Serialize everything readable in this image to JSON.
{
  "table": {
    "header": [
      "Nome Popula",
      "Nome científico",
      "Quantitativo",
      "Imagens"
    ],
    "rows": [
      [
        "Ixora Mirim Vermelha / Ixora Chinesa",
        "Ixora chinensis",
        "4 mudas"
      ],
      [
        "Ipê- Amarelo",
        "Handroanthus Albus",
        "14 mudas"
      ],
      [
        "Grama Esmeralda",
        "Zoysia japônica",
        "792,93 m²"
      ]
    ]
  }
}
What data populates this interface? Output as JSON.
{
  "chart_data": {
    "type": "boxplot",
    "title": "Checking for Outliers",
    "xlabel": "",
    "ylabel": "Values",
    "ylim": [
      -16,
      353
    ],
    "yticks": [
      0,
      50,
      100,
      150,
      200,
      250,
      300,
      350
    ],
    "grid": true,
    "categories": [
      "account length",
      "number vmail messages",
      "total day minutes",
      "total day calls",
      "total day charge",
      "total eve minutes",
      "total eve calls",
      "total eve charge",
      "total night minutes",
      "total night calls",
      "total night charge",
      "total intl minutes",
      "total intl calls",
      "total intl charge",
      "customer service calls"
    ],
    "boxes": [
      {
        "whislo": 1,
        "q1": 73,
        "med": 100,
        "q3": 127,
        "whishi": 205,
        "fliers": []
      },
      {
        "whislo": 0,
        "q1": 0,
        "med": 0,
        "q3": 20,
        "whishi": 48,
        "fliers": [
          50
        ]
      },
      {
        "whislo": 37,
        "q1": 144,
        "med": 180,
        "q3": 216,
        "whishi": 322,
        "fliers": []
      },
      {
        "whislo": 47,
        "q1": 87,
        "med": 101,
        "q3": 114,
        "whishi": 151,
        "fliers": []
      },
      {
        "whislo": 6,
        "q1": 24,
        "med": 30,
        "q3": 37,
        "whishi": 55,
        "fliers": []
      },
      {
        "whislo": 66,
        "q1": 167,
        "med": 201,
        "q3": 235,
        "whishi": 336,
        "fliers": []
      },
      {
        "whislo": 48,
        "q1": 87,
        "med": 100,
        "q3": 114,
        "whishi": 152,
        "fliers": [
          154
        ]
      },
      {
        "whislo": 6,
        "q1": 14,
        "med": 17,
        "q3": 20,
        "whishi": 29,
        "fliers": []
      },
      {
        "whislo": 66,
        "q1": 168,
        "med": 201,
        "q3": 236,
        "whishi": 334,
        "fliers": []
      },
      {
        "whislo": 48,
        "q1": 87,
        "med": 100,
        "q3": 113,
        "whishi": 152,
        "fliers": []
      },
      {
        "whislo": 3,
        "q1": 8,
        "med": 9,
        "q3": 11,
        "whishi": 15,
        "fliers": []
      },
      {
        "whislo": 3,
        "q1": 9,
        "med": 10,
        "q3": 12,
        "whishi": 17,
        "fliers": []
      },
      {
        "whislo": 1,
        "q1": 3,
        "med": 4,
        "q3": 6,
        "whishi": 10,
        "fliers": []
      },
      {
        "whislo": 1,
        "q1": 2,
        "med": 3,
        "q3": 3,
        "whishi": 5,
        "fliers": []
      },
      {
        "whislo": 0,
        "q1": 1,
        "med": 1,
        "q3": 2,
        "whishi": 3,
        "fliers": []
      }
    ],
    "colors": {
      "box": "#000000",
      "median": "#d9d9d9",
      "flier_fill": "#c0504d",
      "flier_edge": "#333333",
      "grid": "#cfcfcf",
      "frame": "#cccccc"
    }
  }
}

--------

● Objective:
Print all of the entries again, exactly as written.

● Full answer:
Serialize everything readable in this image to JSON.
{
  "table": {
    "header": [
      "Nome Popula",
      "Nome científico",
      "Quantitativo",
      "Imagens"
    ],
    "rows": [
      [
        "Ixora Mirim Vermelha / Ixora Chinesa",
        "Ixora chinensis",
        "4 mudas"
      ],
      [
        "Ipê- Amarelo",
        "Handroanthus Albus",
        "14 mudas"
      ],
      [
        "Grama Esmeralda",
        "Zoysia japônica",
        "792,93 m²"
      ]
    ]
  }
}
What data populates this interface? Output as JSON.
{
  "chart_data": {
    "type": "boxplot",
    "title": "Checking for Outliers",
    "xlabel": "",
    "ylabel": "Values",
    "ylim": [
      -16,
      353
    ],
    "yticks": [
      0,
      50,
      100,
      150,
      200,
      250,
      300,
      350
    ],
    "grid": true,
    "categories": [
      "account length",
      "number vmail messages",
      "total day minutes",
      "total day calls",
      "total day charge",
      "total eve minutes",
      "total eve calls",
      "total eve charge",
      "total night minutes",
      "total night calls",
      "total night charge",
      "total intl minutes",
      "total intl calls",
      "total intl charge",
      "customer service calls"
    ],
    "boxes": [
      {
        "whislo": 1,
        "q1": 73,
        "med": 100,
        "q3": 127,
        "whishi": 205,
        "fliers": []
      },
      {
        "whislo": 0,
        "q1": 0,
        "med": 0,
        "q3": 20,
        "whishi": 48,
        "fliers": [
          50
        ]
      },
      {
        "whislo": 37,
        "q1": 144,
        "med": 180,
        "q3": 216,
        "whishi": 322,
        "fliers": []
      },
      {
        "whislo": 47,
        "q1": 87,
        "med": 101,
        "q3": 114,
        "whishi": 151,
        "fliers": []
      },
      {
        "whislo": 6,
        "q1": 24,
        "med": 30,
        "q3": 37,
        "whishi": 55,
        "fliers": []
      },
      {
        "whislo": 66,
        "q1": 167,
        "med": 201,
        "q3": 235,
        "whishi": 336,
        "fliers": []
      },
      {
        "whislo": 48,
        "q1": 87,
        "med": 100,
        "q3": 114,
        "whishi": 152,
        "fliers": [
          154
        ]
      },
      {
        "whislo": 6,
        "q1": 14,
        "med": 17,
        "q3": 20,
        "whishi": 29,
        "fliers": []
      },
      {
        "whislo": 66,
        "q1": 168,
        "med": 201,
        "q3": 236,
        "whishi": 334,
        "fliers": []
      },
      {
        "whislo": 48,
        "q1": 87,
        "med": 100,
        "q3": 113,
        "whishi": 152,
        "fliers": []
      },
      {
        "whislo": 3,
        "q1": 8,
        "med": 9,
        "q3": 11,
        "whishi": 15,
        "fliers": []
      },
      {
        "whislo": 3,
        "q1": 9,
        "med": 10,
        "q3": 12,
        "whishi": 17,
        "fliers": []
      },
      {
        "whislo": 1,
        "q1": 3,
        "med": 4,
        "q3": 6,
        "whishi": 10,
        "fliers": []
      },
      {
        "whislo": 1,
        "q1": 2,
        "med": 3,
        "q3": 3,
        "whishi": 5,
        "fliers": []
      },
      {
        "whislo": 0,
        "q1": 1,
        "med": 1,
        "q3": 2,
        "whishi": 3,
        "fliers": []
      }
    ],
    "colors": {
      "box": "#000000",
      "median": "#d9d9d9",
      "flier_fill": "#c0504d",
      "flier_edge": "#333333",
      "grid": "#cfcfcf",
      "frame": "#cccccc"
    }
  }
}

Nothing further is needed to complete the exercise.